Task statement:
Scan the material and copy every line in which "credit" appears.

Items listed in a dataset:
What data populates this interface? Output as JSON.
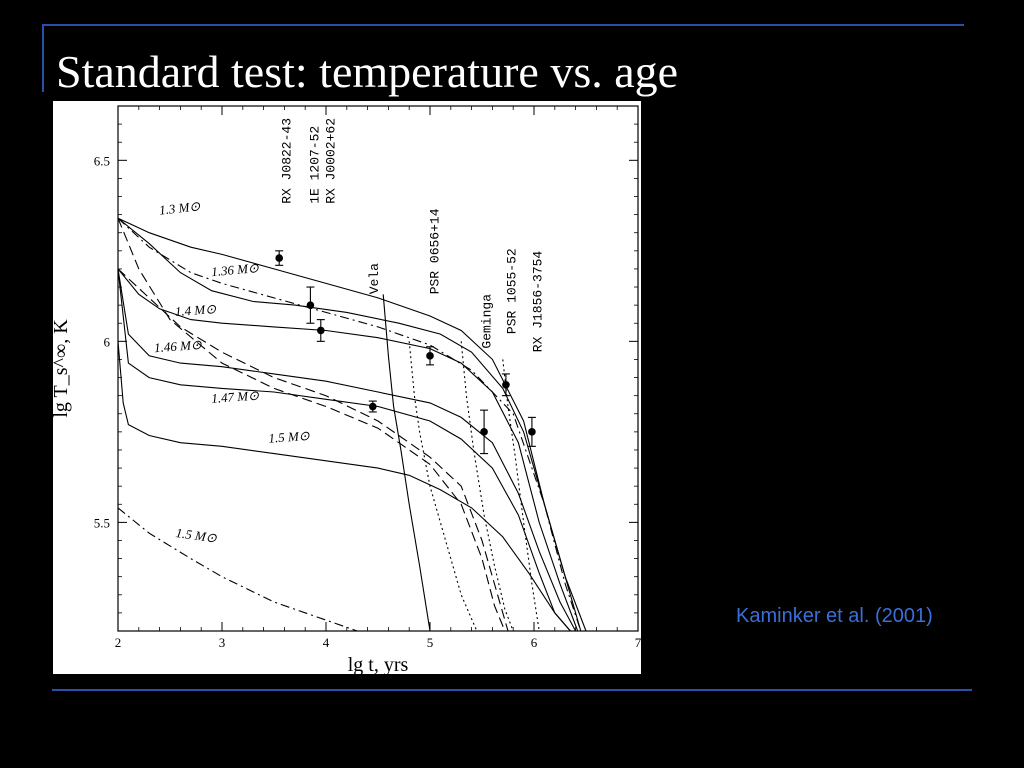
{
  "slide": {
    "title": "Standard test: temperature vs. age",
    "credit": "Kaminker et al. (2001)"
  },
  "colors": {
    "background": "#000000",
    "title": "#ffffff",
    "rule": "#2a4fa8",
    "credit": "#3b6fd8",
    "figure_bg": "#ffffff",
    "ink": "#000000"
  },
  "chart_data": {
    "type": "line",
    "title": "",
    "xlabel": "lg t, yrs",
    "ylabel": "lg T_s^∞, K",
    "xlim": [
      2,
      7
    ],
    "ylim": [
      5.2,
      6.65
    ],
    "xticks": [
      2,
      3,
      4,
      5,
      6,
      7
    ],
    "yticks": [
      5.5,
      6,
      6.5
    ],
    "grid": false,
    "series": [
      {
        "name": "1.3 M⊙",
        "style": "solid",
        "x": [
          2,
          2.3,
          2.7,
          3.0,
          3.5,
          4.0,
          4.5,
          5.0,
          5.3,
          5.6,
          5.9,
          6.1,
          6.3,
          6.5
        ],
        "y": [
          6.34,
          6.3,
          6.26,
          6.24,
          6.2,
          6.16,
          6.12,
          6.07,
          6.03,
          5.95,
          5.78,
          5.55,
          5.35,
          5.2
        ]
      },
      {
        "name": "1.36 M⊙",
        "style": "solid",
        "x": [
          2,
          2.3,
          2.6,
          2.9,
          3.3,
          3.7,
          4.2,
          4.7,
          5.1,
          5.4,
          5.7,
          5.9,
          6.1,
          6.3,
          6.45
        ],
        "y": [
          6.34,
          6.27,
          6.19,
          6.14,
          6.11,
          6.1,
          6.08,
          6.05,
          6.02,
          5.97,
          5.87,
          5.75,
          5.55,
          5.35,
          5.2
        ]
      },
      {
        "name": "1.4 M⊙",
        "style": "solid",
        "x": [
          2,
          2.2,
          2.4,
          2.7,
          3.0,
          3.5,
          4.0,
          4.5,
          5.0,
          5.3,
          5.6,
          5.85,
          6.05,
          6.25,
          6.42
        ],
        "y": [
          6.2,
          6.13,
          6.09,
          6.06,
          6.05,
          6.04,
          6.03,
          6.01,
          5.98,
          5.94,
          5.86,
          5.72,
          5.5,
          5.33,
          5.2
        ]
      },
      {
        "name": "1.46 M⊙",
        "style": "solid",
        "x": [
          2,
          2.1,
          2.3,
          2.6,
          3.0,
          3.5,
          4.0,
          4.5,
          5.0,
          5.3,
          5.6,
          5.85,
          6.05,
          6.25,
          6.4
        ],
        "y": [
          6.2,
          6.02,
          5.96,
          5.94,
          5.93,
          5.91,
          5.89,
          5.86,
          5.83,
          5.79,
          5.72,
          5.58,
          5.42,
          5.28,
          5.2
        ]
      },
      {
        "name": "1.47 M⊙",
        "style": "solid",
        "x": [
          2,
          2.1,
          2.3,
          2.6,
          3.0,
          3.5,
          4.0,
          4.5,
          5.0,
          5.3,
          5.6,
          5.85,
          6.05,
          6.2,
          6.35
        ],
        "y": [
          6.2,
          5.94,
          5.9,
          5.88,
          5.87,
          5.86,
          5.84,
          5.82,
          5.78,
          5.73,
          5.65,
          5.52,
          5.36,
          5.25,
          5.2
        ]
      },
      {
        "name": "1.5 M⊙",
        "style": "solid",
        "x": [
          2,
          2.05,
          2.1,
          2.3,
          2.6,
          3.0,
          3.5,
          4.0,
          4.5,
          4.8,
          5.1,
          5.4,
          5.7,
          5.95,
          6.2,
          6.35
        ],
        "y": [
          6.0,
          5.83,
          5.77,
          5.74,
          5.72,
          5.71,
          5.69,
          5.67,
          5.65,
          5.63,
          5.59,
          5.54,
          5.46,
          5.36,
          5.25,
          5.2
        ]
      },
      {
        "name": "1.5 M⊙",
        "style": "dash-dot",
        "x": [
          2,
          2.3,
          2.7,
          3.0,
          3.5,
          4.0,
          4.3
        ],
        "y": [
          5.54,
          5.47,
          5.4,
          5.35,
          5.28,
          5.23,
          5.2
        ]
      },
      {
        "name": "",
        "style": "dash-dot",
        "x": [
          2,
          2.3,
          2.7,
          3.0,
          3.5,
          4.0,
          4.5,
          5.0,
          5.4,
          5.8,
          6.1,
          6.3,
          6.45
        ],
        "y": [
          6.34,
          6.26,
          6.19,
          6.16,
          6.12,
          6.08,
          6.04,
          5.99,
          5.92,
          5.8,
          5.55,
          5.33,
          5.2
        ]
      },
      {
        "name": "",
        "style": "dashed",
        "x": [
          2,
          2.3,
          2.6,
          3.0,
          3.5,
          4.0,
          4.5,
          5.0,
          5.3,
          5.5,
          5.65,
          5.75
        ],
        "y": [
          6.2,
          6.12,
          6.04,
          5.97,
          5.9,
          5.85,
          5.78,
          5.68,
          5.6,
          5.45,
          5.3,
          5.2
        ]
      },
      {
        "name": "",
        "style": "dashed",
        "x": [
          2,
          2.2,
          2.5,
          3.0,
          3.5,
          4.0,
          4.5,
          5.0,
          5.3,
          5.5,
          5.62,
          5.72
        ],
        "y": [
          6.34,
          6.2,
          6.06,
          5.94,
          5.87,
          5.82,
          5.76,
          5.66,
          5.55,
          5.4,
          5.27,
          5.2
        ]
      },
      {
        "name": "Vela",
        "style": "solid",
        "x": [
          4.55,
          4.6,
          4.65,
          4.72,
          4.8,
          4.9,
          5.0
        ],
        "y": [
          6.13,
          5.96,
          5.82,
          5.7,
          5.55,
          5.38,
          5.2
        ]
      },
      {
        "name": "",
        "style": "dotted",
        "x": [
          4.8,
          4.85,
          4.9,
          5.0,
          5.15,
          5.3,
          5.45
        ],
        "y": [
          6.0,
          5.85,
          5.75,
          5.6,
          5.45,
          5.3,
          5.2
        ]
      },
      {
        "name": "",
        "style": "dotted",
        "x": [
          5.3,
          5.35,
          5.42,
          5.52,
          5.62,
          5.72,
          5.8
        ],
        "y": [
          6.0,
          5.85,
          5.7,
          5.52,
          5.38,
          5.26,
          5.2
        ]
      },
      {
        "name": "",
        "style": "dotted",
        "x": [
          5.7,
          5.75,
          5.82,
          5.9,
          5.98,
          6.05
        ],
        "y": [
          5.95,
          5.82,
          5.68,
          5.5,
          5.33,
          5.2
        ]
      }
    ],
    "points": [
      {
        "name": "RX J0822-43",
        "x": 3.55,
        "y": 6.23,
        "err": 0.02
      },
      {
        "name": "1E 1207-52",
        "x": 3.85,
        "y": 6.1,
        "err": 0.05
      },
      {
        "name": "RX J0002+62",
        "x": 3.95,
        "y": 6.03,
        "err": 0.03
      },
      {
        "name": "Vela",
        "x": 4.45,
        "y": 5.82,
        "err": 0.015
      },
      {
        "name": "PSR 0656+14",
        "x": 5.0,
        "y": 5.96,
        "err": 0.025
      },
      {
        "name": "Geminga",
        "x": 5.52,
        "y": 5.75,
        "err": 0.06
      },
      {
        "name": "PSR 1055-52",
        "x": 5.73,
        "y": 5.88,
        "err": 0.03
      },
      {
        "name": "RX J1856-3754",
        "x": 5.98,
        "y": 5.75,
        "err": 0.04
      }
    ],
    "point_labels": [
      "RX J0822-43",
      "1E 1207-52",
      "RX J0002+62",
      "Vela",
      "PSR 0656+14",
      "Geminga",
      "PSR 1055-52",
      "RX J1856-3754"
    ],
    "curve_labels": [
      "1.3 M⊙",
      "1.36 M⊙",
      "1.4 M⊙",
      "1.46 M⊙",
      "1.47 M⊙",
      "1.5 M⊙",
      "1.5 M⊙"
    ]
  }
}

Correct result:
    "credit": "Kaminker et al. (2001)"
    "credit": "#3b6fd8",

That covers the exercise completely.